Start of Extracted text

Slit positioning highlighted in Patent NL2015947B1

CLAIMS VERSUS REALITY

Legend at the bottom of the graph (it’s tiny)

I did my own measurements out of curiosity, so interpret the data how you will. I am not very confident with the data myself so I don’t think you should read into it too much anyways. There are measurements provided on DEC’s patent, also to be taken with a grain of salt.

Source: Patent EP3169290B1.
71: Response for an open artificial ear
72a: Response for a mesh with 20 pm holes (total diameter of the mesh 1.6 mm)
72b: Response for a mesh with 6 pm holes (total diameter 4 mm)
73: Response for a 200 pm diameter hole

According to the patent, the above graphs illustrate that the mesh (-14 dB module) provides an improved (flatter) acoustic transfer function, more similar to the open ear than the plate with a single hole.

Ignoring measurements for a second, let’s dive into subjectivity. The DEC modules are definitely a solid middle ground between going completely “naked” versus using the M15 and M20 modules (both of which aren’t too different in terms of isolation, really). I can definitely hear more of my environment compared to the stock APEX modules, but there’s still some isolation, unlike the experience of having no modules installed.

End of Extracted text
Start of Record extracts

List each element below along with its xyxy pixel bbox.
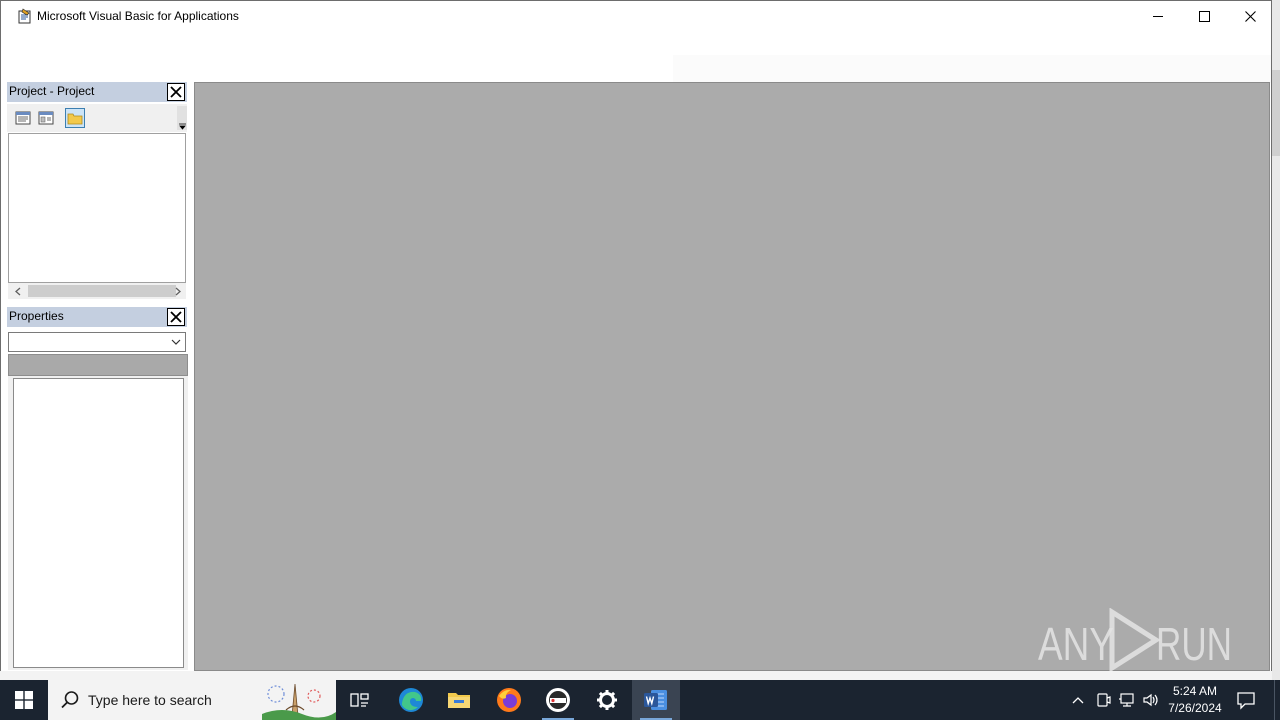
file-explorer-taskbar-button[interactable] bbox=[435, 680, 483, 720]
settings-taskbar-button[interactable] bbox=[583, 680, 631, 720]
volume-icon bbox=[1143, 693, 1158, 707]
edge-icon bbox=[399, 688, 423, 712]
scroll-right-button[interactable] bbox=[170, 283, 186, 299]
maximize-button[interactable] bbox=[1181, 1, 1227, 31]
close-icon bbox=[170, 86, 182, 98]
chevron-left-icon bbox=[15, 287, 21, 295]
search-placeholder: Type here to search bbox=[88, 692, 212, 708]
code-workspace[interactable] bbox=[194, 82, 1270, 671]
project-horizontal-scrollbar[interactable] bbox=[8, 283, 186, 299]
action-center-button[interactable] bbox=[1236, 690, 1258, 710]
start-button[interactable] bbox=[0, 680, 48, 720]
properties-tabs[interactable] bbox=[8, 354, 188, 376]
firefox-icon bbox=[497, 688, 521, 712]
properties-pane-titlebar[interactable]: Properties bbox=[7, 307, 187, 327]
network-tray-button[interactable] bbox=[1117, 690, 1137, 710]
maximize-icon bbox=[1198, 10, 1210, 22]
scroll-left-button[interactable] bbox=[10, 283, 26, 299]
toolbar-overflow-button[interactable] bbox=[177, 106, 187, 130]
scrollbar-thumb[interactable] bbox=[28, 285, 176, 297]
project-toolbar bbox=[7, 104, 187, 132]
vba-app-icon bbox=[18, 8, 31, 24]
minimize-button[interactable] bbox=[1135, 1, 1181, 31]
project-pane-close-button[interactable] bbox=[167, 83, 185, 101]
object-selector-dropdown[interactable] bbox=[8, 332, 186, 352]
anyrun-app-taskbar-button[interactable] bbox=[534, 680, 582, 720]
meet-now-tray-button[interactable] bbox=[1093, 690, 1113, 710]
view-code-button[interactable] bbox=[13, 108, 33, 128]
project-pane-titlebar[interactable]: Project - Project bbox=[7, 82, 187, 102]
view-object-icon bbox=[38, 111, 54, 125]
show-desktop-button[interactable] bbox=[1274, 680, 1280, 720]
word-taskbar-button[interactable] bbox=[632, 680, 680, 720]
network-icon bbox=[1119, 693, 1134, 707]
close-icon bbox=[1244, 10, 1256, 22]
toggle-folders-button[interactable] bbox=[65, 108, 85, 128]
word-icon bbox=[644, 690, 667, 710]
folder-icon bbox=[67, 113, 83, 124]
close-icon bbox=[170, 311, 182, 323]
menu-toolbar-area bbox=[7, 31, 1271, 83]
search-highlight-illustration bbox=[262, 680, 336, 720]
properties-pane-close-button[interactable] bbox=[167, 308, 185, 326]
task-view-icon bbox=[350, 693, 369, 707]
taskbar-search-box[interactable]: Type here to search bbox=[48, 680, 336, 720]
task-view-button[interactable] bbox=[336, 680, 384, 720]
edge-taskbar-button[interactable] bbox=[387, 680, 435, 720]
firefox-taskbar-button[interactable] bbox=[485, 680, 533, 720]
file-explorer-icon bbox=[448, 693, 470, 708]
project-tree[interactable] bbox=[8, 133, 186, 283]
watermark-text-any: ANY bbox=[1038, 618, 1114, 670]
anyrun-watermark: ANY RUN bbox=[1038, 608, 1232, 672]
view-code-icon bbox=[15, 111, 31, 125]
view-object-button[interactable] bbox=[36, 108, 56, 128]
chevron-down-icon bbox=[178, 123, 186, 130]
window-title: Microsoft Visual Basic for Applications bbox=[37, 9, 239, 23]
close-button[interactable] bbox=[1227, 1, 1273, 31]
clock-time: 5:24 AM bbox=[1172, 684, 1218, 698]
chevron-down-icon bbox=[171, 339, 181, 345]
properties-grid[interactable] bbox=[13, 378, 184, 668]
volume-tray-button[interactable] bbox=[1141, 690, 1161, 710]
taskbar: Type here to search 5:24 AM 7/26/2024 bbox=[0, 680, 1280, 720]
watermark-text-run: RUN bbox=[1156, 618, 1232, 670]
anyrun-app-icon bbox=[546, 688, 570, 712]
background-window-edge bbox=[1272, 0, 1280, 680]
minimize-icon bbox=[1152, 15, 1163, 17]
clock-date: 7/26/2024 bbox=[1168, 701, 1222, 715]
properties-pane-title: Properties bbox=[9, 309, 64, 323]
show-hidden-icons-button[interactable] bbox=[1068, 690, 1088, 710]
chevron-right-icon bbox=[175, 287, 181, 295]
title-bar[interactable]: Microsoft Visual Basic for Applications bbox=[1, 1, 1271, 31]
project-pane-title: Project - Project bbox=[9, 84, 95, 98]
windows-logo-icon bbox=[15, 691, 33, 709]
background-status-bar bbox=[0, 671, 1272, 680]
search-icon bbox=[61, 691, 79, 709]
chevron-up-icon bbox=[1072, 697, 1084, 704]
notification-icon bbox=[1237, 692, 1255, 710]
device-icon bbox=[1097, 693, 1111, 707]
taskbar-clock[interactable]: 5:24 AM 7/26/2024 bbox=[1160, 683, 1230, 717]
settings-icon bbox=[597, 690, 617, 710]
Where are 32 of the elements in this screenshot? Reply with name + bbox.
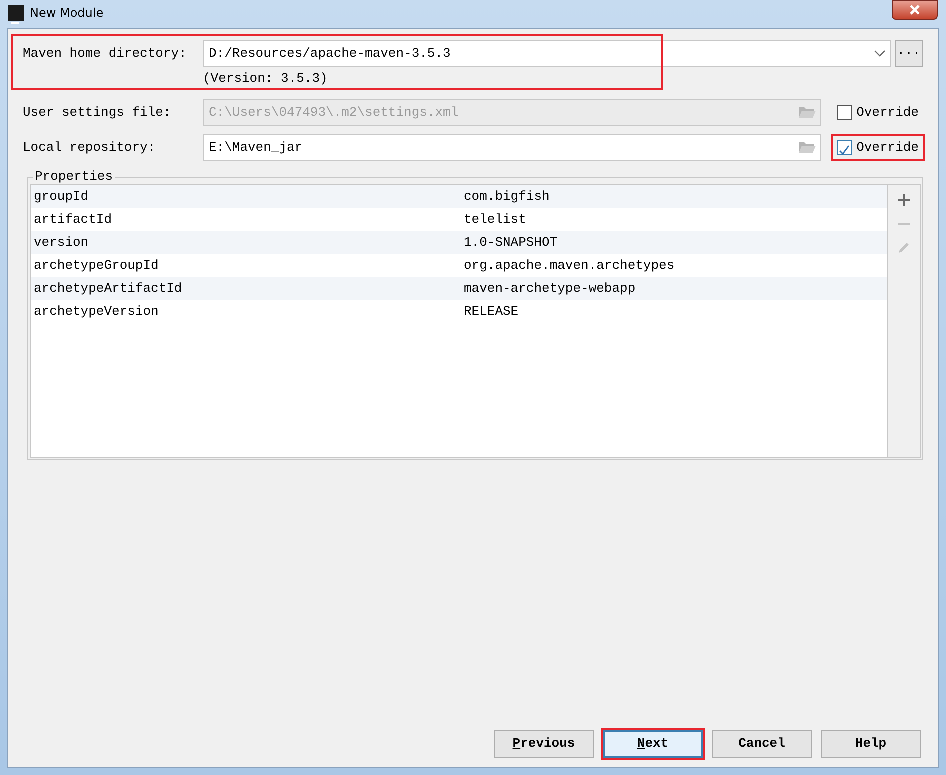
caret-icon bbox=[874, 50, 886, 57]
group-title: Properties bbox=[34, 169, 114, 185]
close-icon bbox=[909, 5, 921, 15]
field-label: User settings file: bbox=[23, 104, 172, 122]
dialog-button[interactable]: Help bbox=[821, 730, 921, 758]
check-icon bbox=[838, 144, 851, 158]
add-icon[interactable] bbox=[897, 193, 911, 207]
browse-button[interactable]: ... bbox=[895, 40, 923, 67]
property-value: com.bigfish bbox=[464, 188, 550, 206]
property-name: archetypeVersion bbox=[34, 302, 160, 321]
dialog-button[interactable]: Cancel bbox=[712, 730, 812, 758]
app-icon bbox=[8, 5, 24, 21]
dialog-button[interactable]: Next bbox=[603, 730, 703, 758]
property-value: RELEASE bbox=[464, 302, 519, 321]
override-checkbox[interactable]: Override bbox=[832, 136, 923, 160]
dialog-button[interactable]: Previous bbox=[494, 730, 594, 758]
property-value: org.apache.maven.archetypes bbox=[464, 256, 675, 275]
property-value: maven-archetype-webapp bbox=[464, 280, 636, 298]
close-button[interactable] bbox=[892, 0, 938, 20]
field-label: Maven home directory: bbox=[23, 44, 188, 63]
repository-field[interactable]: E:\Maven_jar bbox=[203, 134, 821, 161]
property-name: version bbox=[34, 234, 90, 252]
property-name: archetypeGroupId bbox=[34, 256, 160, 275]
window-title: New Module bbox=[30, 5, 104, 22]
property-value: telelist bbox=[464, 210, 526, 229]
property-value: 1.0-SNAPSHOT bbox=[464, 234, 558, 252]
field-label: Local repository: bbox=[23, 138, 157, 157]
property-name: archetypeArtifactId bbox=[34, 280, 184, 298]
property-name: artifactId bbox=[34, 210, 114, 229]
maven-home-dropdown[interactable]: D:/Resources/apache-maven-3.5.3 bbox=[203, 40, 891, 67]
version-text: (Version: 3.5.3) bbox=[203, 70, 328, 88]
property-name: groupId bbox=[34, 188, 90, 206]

End of Record extracts

Written tasks:
**1.** In the DEC module text, rewrite the paragraph beginning "Ignoring measurements for a second" more concisely, keeping its main points.
**2.** According to the DEC module text, what is the total diameter of the mesh with 6 pm holes?
**3.** Reproduce verbatim the stretch of the DEC module text from "Slit positioning highlighted" through "diameter 4 mm)".
Rely only on the DEC module text for your answers.

Responses per task:
**1.** Setting measurements aside, the DEC modules subjectively sit between using no modules and using the M15 or M20 modules, which differ little in isolation. They let in more of the surroundings than the stock APEX modules but still provide some isolation, unlike having no modules installed.

**2.** 4 mm

**3.**
Slit positioning highlighted in Patent NL2015947B1

CLAIMS VERSUS REALITY

Legend at the bottom of the graph (it’s tiny)

I did my own measurements out of curiosity, so interpret the data how you will. I am not very confident with the data myself so I don’t think you should read into it too much anyways. There are measurements provided on DEC’s patent, also to be taken with a grain of salt.

Source: Patent EP3169290B1.
71: Response for an open artificial ear
72a: Response for a mesh with 20 pm holes (total diameter of the mesh 1.6 mm)
72b: Response for a mesh with 6 pm holes (total diameter 4 mm)